> [Exercise tasks]
a – From the severance plan excerpt, repeat word for word the passage that begins at the words "2.6WARN Act. If" and stops after the words "the Termination Date.".
b – In the severance plan excerpt, what is the latest date by which any Separation Payment may be paid?

> [Document section]
━━━━━━━━━━

2.6WARN Act. If the Company has provided a Participant with advanced notice, pursuant to the WARN Act, of a separation from employment with the Company, and the Company releases the Participant from the performance of active duties between the date of such advanced notice and the Termination Date, then the Company may, in its sole discretion, reduce the sum of the Participant’s Plan benefits under Section 2.1 hereof by the amount of compensation paid by the Company from the first day of the Participant’s release from the performance of active duties through the Termination Date.
2.7Section 409A. It is intended that the Plan constitute a “separation pay plan,” as defined in Section 409A of the Code (“Section 409A”), and that each of the separately identified payments hereunder constitutes separate payments for purposes of Section 409A. Accordingly, to the maximum extent permitted, the payments under this Plan shall be interpreted and administered in a manner such that they do not constitute deferred compensation within the meaning of Section 409A. No Separation Payment shall be paid later than the last day of the second taxable year of the Participant following the taxable year of the Participant in which the Participant’s Severance occurs. Without limiting the foregoing and notwithstanding anything contained herein to the contrary, to the extent required in order to avoid an accelerated or additional tax under Section 409A, amounts that would otherwise be payable and benefits that would otherwise be provided pursuant to this Plan during the six (6) month period immediately following the Participant’s separation from service shall instead be paid on the first business day after the date that is six (6) months following the Participant’s separation from service (or, if earlier, the Participant’s date of death). To the extent required to avoid an accelerated or additional tax under Section 409A, amounts reimbursable to the Participant shall be paid to the Participant on or before the last day of the year following the year in which the expense was incurred and the amount of expenses eligible for reimbursement (and in kind benefits provided to the Participant) during one year may not affect amounts reimbursable or provided in any subsequent year. In no event may a Participant, directly or indirectly, designate the calendar year of a payment, and in the event the period for executing the Separation Agreement and Release overlaps two calendar years, severance benefits shall be paid in the second year to the extent required in order to avoid an accelerated or additional tax under Section 409A. The Company makes no representation that any or all of the payments described in this Plan shall be exempt from or comply with Section 409A and makes no undertaking to preclude Section 409A from applying to any such payment; the Participant shall be solely responsible for the payment of any taxes and penalties incurred under Section 409A.

━━━━━━━━━━

> [Data lines]
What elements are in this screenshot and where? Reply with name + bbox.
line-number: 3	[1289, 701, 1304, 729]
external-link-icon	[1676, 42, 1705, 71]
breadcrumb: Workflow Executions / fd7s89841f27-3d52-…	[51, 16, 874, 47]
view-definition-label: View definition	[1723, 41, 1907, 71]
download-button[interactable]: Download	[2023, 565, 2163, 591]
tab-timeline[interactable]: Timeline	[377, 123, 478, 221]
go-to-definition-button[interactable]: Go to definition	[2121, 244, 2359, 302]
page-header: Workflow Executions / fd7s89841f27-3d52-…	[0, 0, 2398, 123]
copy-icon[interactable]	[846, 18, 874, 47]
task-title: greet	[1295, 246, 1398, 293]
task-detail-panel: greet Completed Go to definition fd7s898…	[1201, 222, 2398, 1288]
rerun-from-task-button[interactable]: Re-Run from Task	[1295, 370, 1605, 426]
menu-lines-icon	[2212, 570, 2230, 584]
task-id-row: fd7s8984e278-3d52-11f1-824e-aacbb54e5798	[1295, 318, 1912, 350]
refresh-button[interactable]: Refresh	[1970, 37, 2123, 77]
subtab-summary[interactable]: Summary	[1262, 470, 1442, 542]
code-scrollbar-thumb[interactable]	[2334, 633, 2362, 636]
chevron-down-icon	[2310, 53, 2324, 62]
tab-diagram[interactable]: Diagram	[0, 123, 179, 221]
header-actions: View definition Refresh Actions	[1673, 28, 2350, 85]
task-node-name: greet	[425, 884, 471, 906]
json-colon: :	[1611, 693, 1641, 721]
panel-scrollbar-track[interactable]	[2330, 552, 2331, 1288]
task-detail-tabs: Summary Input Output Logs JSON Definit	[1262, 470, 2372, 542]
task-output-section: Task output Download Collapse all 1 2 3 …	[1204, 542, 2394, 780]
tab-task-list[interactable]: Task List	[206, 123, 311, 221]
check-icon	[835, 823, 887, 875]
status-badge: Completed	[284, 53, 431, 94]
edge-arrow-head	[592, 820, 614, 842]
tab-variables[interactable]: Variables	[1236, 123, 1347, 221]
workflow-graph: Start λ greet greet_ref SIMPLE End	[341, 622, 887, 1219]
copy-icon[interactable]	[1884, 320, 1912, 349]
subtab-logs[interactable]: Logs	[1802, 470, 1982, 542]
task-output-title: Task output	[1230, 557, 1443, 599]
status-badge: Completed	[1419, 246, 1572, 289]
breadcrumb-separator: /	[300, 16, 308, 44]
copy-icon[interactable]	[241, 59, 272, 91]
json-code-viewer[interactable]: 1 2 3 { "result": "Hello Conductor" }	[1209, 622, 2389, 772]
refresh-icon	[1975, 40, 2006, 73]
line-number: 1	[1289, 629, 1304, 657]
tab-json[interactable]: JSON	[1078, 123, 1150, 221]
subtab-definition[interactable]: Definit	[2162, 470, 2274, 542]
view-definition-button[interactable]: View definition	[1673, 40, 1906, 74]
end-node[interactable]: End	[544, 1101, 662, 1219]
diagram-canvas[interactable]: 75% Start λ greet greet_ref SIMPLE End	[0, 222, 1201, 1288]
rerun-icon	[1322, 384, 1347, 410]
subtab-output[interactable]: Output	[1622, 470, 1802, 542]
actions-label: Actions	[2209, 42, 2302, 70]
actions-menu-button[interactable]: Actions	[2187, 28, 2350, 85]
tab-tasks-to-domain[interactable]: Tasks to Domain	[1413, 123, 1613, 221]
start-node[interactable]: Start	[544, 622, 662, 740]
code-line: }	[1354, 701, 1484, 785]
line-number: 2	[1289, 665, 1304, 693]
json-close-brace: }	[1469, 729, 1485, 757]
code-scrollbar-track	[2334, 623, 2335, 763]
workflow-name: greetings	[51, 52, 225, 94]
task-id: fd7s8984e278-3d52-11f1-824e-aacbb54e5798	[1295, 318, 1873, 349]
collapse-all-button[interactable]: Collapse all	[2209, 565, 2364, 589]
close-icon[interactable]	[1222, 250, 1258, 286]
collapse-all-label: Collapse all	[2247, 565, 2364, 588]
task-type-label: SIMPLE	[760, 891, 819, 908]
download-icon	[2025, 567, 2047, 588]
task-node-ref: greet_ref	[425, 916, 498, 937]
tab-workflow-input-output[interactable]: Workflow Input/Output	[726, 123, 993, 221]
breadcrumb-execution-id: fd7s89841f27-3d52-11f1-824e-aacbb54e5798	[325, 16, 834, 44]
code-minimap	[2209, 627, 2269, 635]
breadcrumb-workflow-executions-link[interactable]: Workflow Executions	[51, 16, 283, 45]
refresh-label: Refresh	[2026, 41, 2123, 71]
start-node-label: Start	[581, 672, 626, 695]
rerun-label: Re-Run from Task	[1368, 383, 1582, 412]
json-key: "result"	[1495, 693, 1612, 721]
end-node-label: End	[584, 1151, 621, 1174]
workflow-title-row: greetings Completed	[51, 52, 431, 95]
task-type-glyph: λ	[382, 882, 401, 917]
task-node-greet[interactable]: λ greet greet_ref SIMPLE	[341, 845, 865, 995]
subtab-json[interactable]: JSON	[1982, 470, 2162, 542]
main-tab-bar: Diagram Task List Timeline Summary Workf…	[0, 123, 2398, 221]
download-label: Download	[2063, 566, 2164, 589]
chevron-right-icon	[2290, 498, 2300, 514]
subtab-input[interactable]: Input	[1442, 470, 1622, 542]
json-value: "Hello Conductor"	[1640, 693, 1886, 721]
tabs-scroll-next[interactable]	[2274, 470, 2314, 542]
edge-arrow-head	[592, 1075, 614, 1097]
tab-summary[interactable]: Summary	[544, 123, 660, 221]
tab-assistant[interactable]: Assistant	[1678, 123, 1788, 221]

━━━━━━━━━━

> [Responses in order]
a –
2.6WARN Act. If the Company has provided a Participant with advanced notice, pursuant to the WARN Act, of a separation from employment with the Company, and the Company releases the Participant from the performance of active duties between the date of such advanced notice and the Termination Date, then the Company may, in its sole discretion, reduce the sum of the Participant’s Plan benefits under Section 2.1 hereof by the amount of compensation paid by the Company from the first day of the Participant’s release from the performance of active duties through the Termination Date.

b – The last day of the Participant's second taxable year following the taxable year in which the Participant's Severance occurs.